Extracted entries
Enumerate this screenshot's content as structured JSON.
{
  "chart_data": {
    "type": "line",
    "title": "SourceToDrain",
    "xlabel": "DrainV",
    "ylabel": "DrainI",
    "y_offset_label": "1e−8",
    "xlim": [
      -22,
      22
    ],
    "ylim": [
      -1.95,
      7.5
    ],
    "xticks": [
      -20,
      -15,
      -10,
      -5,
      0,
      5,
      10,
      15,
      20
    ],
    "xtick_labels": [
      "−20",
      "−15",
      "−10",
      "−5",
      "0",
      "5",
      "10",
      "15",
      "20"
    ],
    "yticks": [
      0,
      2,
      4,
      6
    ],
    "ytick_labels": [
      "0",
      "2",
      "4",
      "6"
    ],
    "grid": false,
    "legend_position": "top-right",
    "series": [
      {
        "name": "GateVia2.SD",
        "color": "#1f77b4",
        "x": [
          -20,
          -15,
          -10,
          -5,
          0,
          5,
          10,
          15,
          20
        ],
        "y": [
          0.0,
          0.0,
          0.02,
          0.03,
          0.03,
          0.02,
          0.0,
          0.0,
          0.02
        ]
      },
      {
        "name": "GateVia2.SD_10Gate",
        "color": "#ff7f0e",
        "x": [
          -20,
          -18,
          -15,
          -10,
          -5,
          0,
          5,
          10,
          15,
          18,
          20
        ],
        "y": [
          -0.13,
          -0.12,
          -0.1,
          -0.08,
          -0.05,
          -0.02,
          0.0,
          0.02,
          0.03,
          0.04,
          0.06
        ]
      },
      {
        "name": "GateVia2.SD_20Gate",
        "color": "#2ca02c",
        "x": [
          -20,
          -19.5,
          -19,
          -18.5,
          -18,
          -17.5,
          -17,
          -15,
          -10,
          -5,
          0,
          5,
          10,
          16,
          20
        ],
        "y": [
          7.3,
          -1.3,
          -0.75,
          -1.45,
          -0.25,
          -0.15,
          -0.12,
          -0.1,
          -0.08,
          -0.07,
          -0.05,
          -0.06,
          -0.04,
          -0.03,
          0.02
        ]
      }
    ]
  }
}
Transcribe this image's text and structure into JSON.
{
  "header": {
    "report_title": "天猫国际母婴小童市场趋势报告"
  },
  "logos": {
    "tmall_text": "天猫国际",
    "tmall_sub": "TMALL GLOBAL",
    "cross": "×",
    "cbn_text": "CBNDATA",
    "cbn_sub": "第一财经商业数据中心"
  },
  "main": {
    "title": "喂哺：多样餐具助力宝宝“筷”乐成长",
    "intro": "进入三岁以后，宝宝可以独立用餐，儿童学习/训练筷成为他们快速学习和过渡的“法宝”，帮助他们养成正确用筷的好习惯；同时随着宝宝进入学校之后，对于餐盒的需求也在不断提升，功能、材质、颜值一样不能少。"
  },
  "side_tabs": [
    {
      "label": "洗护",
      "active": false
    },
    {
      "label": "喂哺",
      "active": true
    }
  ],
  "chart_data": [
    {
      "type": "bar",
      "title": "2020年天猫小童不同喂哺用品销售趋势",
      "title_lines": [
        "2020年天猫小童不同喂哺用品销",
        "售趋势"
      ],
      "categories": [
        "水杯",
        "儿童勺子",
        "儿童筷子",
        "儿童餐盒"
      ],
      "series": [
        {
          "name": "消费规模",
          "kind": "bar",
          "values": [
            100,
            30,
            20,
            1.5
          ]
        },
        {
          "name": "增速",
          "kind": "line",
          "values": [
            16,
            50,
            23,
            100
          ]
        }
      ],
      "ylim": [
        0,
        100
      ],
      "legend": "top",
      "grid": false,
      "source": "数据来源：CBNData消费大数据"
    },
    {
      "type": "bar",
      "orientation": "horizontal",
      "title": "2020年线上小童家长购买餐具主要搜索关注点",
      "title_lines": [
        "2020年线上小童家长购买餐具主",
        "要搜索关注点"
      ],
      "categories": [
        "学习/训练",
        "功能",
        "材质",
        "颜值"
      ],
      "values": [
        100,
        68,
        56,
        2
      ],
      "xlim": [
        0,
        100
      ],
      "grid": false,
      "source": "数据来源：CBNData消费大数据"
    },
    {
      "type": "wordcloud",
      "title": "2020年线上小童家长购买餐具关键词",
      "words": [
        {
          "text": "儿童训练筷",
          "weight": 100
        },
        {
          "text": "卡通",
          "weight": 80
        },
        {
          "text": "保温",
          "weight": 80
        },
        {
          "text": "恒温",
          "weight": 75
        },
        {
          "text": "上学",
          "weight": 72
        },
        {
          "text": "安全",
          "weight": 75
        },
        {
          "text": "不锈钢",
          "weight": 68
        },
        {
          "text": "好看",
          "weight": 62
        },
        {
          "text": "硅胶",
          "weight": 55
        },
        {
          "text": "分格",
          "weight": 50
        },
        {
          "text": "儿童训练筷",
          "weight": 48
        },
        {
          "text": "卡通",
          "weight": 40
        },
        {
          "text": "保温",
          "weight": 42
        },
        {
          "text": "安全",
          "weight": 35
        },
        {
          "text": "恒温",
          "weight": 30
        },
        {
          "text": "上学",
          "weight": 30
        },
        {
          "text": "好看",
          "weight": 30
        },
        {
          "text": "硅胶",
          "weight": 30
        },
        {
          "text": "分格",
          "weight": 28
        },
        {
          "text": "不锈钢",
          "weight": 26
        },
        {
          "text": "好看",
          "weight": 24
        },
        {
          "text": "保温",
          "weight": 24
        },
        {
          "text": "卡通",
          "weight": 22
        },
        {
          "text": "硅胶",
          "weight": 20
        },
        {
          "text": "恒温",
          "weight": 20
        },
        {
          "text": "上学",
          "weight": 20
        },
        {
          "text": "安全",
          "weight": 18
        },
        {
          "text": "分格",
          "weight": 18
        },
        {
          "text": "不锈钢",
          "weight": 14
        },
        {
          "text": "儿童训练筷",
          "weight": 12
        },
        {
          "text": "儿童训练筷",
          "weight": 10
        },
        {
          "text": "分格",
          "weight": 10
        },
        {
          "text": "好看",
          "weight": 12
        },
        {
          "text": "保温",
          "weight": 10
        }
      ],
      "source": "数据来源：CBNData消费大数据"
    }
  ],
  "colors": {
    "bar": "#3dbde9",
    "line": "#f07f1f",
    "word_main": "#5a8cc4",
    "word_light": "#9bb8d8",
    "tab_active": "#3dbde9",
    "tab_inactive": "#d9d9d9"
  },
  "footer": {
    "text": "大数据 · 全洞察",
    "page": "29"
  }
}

Exercise goal
Above are some records. Print them all exactly.

Response below
Enumerate this screenshot's content as structured JSON.
{
  "chart_data": {
    "type": "line",
    "title": "SourceToDrain",
    "xlabel": "DrainV",
    "ylabel": "DrainI",
    "y_offset_label": "1e−8",
    "xlim": [
      -22,
      22
    ],
    "ylim": [
      -1.95,
      7.5
    ],
    "xticks": [
      -20,
      -15,
      -10,
      -5,
      0,
      5,
      10,
      15,
      20
    ],
    "xtick_labels": [
      "−20",
      "−15",
      "−10",
      "−5",
      "0",
      "5",
      "10",
      "15",
      "20"
    ],
    "yticks": [
      0,
      2,
      4,
      6
    ],
    "ytick_labels": [
      "0",
      "2",
      "4",
      "6"
    ],
    "grid": false,
    "legend_position": "top-right",
    "series": [
      {
        "name": "GateVia2.SD",
        "color": "#1f77b4",
        "x": [
          -20,
          -15,
          -10,
          -5,
          0,
          5,
          10,
          15,
          20
        ],
        "y": [
          0.0,
          0.0,
          0.02,
          0.03,
          0.03,
          0.02,
          0.0,
          0.0,
          0.02
        ]
      },
      {
        "name": "GateVia2.SD_10Gate",
        "color": "#ff7f0e",
        "x": [
          -20,
          -18,
          -15,
          -10,
          -5,
          0,
          5,
          10,
          15,
          18,
          20
        ],
        "y": [
          -0.13,
          -0.12,
          -0.1,
          -0.08,
          -0.05,
          -0.02,
          0.0,
          0.02,
          0.03,
          0.04,
          0.06
        ]
      },
      {
        "name": "GateVia2.SD_20Gate",
        "color": "#2ca02c",
        "x": [
          -20,
          -19.5,
          -19,
          -18.5,
          -18,
          -17.5,
          -17,
          -15,
          -10,
          -5,
          0,
          5,
          10,
          16,
          20
        ],
        "y": [
          7.3,
          -1.3,
          -0.75,
          -1.45,
          -0.25,
          -0.15,
          -0.12,
          -0.1,
          -0.08,
          -0.07,
          -0.05,
          -0.06,
          -0.04,
          -0.03,
          0.02
        ]
      }
    ]
  }
}
Transcribe this image's text and structure into JSON.
{
  "header": {
    "report_title": "天猫国际母婴小童市场趋势报告"
  },
  "logos": {
    "tmall_text": "天猫国际",
    "tmall_sub": "TMALL GLOBAL",
    "cross": "×",
    "cbn_text": "CBNDATA",
    "cbn_sub": "第一财经商业数据中心"
  },
  "main": {
    "title": "喂哺：多样餐具助力宝宝“筷”乐成长",
    "intro": "进入三岁以后，宝宝可以独立用餐，儿童学习/训练筷成为他们快速学习和过渡的“法宝”，帮助他们养成正确用筷的好习惯；同时随着宝宝进入学校之后，对于餐盒的需求也在不断提升，功能、材质、颜值一样不能少。"
  },
  "side_tabs": [
    {
      "label": "洗护",
      "active": false
    },
    {
      "label": "喂哺",
      "active": true
    }
  ],
  "chart_data": [
    {
      "type": "bar",
      "title": "2020年天猫小童不同喂哺用品销售趋势",
      "title_lines": [
        "2020年天猫小童不同喂哺用品销",
        "售趋势"
      ],
      "categories": [
        "水杯",
        "儿童勺子",
        "儿童筷子",
        "儿童餐盒"
      ],
      "series": [
        {
          "name": "消费规模",
          "kind": "bar",
          "values": [
            100,
            30,
            20,
            1.5
          ]
        },
        {
          "name": "增速",
          "kind": "line",
          "values": [
            16,
            50,
            23,
            100
          ]
        }
      ],
      "ylim": [
        0,
        100
      ],
      "legend": "top",
      "grid": false,
      "source": "数据来源：CBNData消费大数据"
    },
    {
      "type": "bar",
      "orientation": "horizontal",
      "title": "2020年线上小童家长购买餐具主要搜索关注点",
      "title_lines": [
        "2020年线上小童家长购买餐具主",
        "要搜索关注点"
      ],
      "categories": [
        "学习/训练",
        "功能",
        "材质",
        "颜值"
      ],
      "values": [
        100,
        68,
        56,
        2
      ],
      "xlim": [
        0,
        100
      ],
      "grid": false,
      "source": "数据来源：CBNData消费大数据"
    },
    {
      "type": "wordcloud",
      "title": "2020年线上小童家长购买餐具关键词",
      "words": [
        {
          "text": "儿童训练筷",
          "weight": 100
        },
        {
          "text": "卡通",
          "weight": 80
        },
        {
          "text": "保温",
          "weight": 80
        },
        {
          "text": "恒温",
          "weight": 75
        },
        {
          "text": "上学",
          "weight": 72
        },
        {
          "text": "安全",
          "weight": 75
        },
        {
          "text": "不锈钢",
          "weight": 68
        },
        {
          "text": "好看",
          "weight": 62
        },
        {
          "text": "硅胶",
          "weight": 55
        },
        {
          "text": "分格",
          "weight": 50
        },
        {
          "text": "儿童训练筷",
          "weight": 48
        },
        {
          "text": "卡通",
          "weight": 40
        },
        {
          "text": "保温",
          "weight": 42
        },
        {
          "text": "安全",
          "weight": 35
        },
        {
          "text": "恒温",
          "weight": 30
        },
        {
          "text": "上学",
          "weight": 30
        },
        {
          "text": "好看",
          "weight": 30
        },
        {
          "text": "硅胶",
          "weight": 30
        },
        {
          "text": "分格",
          "weight": 28
        },
        {
          "text": "不锈钢",
          "weight": 26
        },
        {
          "text": "好看",
          "weight": 24
        },
        {
          "text": "保温",
          "weight": 24
        },
        {
          "text": "卡通",
          "weight": 22
        },
        {
          "text": "硅胶",
          "weight": 20
        },
        {
          "text": "恒温",
          "weight": 20
        },
        {
          "text": "上学",
          "weight": 20
        },
        {
          "text": "安全",
          "weight": 18
        },
        {
          "text": "分格",
          "weight": 18
        },
        {
          "text": "不锈钢",
          "weight": 14
        },
        {
          "text": "儿童训练筷",
          "weight": 12
        },
        {
          "text": "儿童训练筷",
          "weight": 10
        },
        {
          "text": "分格",
          "weight": 10
        },
        {
          "text": "好看",
          "weight": 12
        },
        {
          "text": "保温",
          "weight": 10
        }
      ],
      "source": "数据来源：CBNData消费大数据"
    }
  ],
  "colors": {
    "bar": "#3dbde9",
    "line": "#f07f1f",
    "word_main": "#5a8cc4",
    "word_light": "#9bb8d8",
    "tab_active": "#3dbde9",
    "tab_inactive": "#d9d9d9"
  },
  "footer": {
    "text": "大数据 · 全洞察",
    "page": "29"
  }
}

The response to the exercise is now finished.